• [Problem to work on]
Track down the lines that contain "stash" and copy them.

────────────────────

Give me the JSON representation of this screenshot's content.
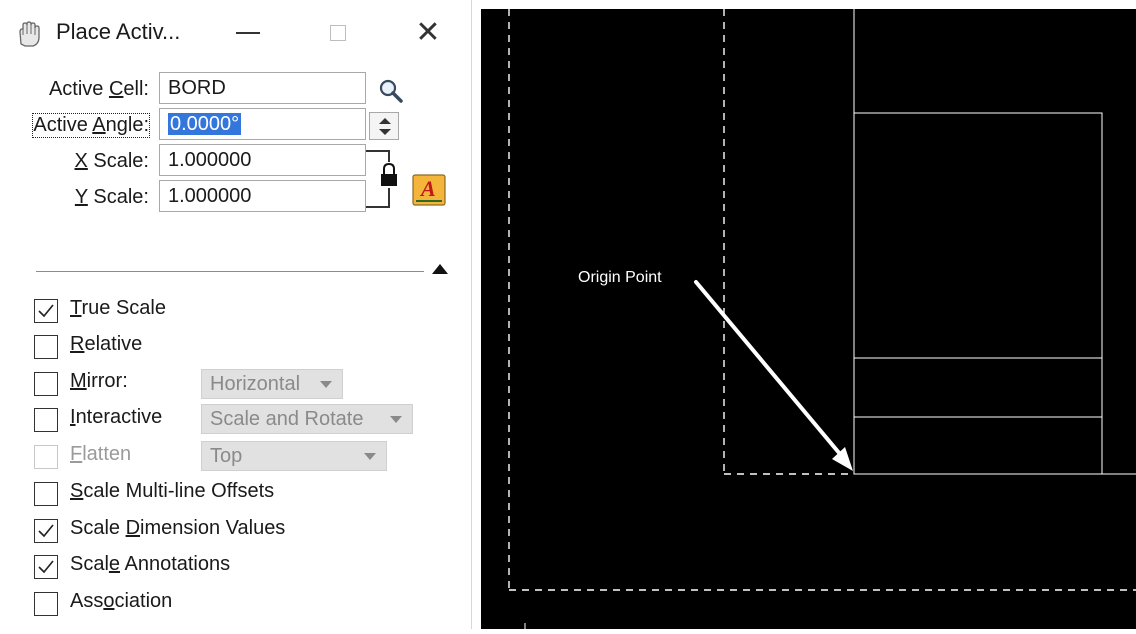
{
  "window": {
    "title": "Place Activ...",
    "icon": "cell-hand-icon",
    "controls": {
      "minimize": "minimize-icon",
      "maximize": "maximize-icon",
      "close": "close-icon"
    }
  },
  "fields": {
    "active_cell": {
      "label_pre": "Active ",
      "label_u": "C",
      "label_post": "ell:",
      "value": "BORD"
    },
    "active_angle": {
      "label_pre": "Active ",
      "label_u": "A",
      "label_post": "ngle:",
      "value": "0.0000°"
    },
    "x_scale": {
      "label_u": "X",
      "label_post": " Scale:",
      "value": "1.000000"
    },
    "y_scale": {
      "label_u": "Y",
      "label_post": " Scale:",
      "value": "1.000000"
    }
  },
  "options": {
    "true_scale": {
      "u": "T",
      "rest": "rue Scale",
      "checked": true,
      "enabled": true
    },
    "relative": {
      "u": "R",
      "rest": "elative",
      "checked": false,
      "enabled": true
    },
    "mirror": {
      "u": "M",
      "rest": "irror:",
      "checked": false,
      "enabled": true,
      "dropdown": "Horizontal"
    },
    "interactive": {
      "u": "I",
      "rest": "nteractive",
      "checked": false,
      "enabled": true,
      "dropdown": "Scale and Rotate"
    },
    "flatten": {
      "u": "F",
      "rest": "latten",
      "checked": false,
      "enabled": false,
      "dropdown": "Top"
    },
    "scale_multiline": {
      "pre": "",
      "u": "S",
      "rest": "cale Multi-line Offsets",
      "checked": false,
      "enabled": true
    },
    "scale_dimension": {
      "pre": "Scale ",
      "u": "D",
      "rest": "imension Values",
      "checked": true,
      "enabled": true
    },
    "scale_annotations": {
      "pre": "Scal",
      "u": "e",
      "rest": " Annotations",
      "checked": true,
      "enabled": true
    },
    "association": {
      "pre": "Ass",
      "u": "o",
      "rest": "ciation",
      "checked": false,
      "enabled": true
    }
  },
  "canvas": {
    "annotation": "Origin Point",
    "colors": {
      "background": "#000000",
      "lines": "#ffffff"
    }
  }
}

────────────────────

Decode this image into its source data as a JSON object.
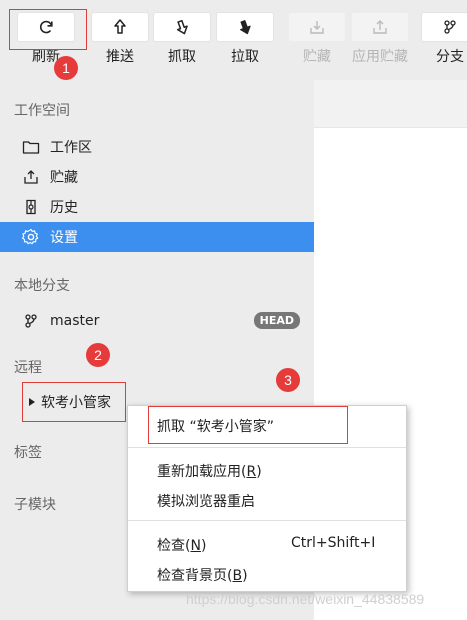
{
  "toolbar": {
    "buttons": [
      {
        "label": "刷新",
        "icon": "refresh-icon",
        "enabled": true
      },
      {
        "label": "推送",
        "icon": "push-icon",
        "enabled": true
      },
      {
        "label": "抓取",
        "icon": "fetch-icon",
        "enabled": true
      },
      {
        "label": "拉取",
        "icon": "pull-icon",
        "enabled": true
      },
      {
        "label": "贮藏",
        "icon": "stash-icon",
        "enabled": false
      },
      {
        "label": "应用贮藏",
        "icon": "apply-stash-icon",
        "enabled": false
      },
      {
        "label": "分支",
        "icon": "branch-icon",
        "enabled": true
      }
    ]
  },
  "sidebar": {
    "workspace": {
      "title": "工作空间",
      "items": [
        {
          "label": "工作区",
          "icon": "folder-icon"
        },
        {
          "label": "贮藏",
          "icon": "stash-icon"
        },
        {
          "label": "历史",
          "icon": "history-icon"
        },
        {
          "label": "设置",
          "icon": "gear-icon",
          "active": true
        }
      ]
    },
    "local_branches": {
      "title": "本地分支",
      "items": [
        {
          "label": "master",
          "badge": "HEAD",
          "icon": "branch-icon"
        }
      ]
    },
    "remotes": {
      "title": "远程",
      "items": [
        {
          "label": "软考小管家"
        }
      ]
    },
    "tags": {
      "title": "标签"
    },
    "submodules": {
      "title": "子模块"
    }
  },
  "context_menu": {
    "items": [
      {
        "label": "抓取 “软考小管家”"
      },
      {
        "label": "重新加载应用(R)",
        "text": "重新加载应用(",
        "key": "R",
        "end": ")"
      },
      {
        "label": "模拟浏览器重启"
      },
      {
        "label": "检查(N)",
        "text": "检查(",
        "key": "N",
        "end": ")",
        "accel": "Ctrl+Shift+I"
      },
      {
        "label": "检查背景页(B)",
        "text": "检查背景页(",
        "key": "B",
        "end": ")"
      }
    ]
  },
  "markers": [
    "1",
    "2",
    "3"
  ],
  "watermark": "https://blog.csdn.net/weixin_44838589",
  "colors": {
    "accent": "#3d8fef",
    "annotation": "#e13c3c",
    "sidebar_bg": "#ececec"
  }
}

────────────────────

• [Task response]
        "icon": "stash-icon",
        "icon": "apply-stash-icon",
          "icon": "stash-icon"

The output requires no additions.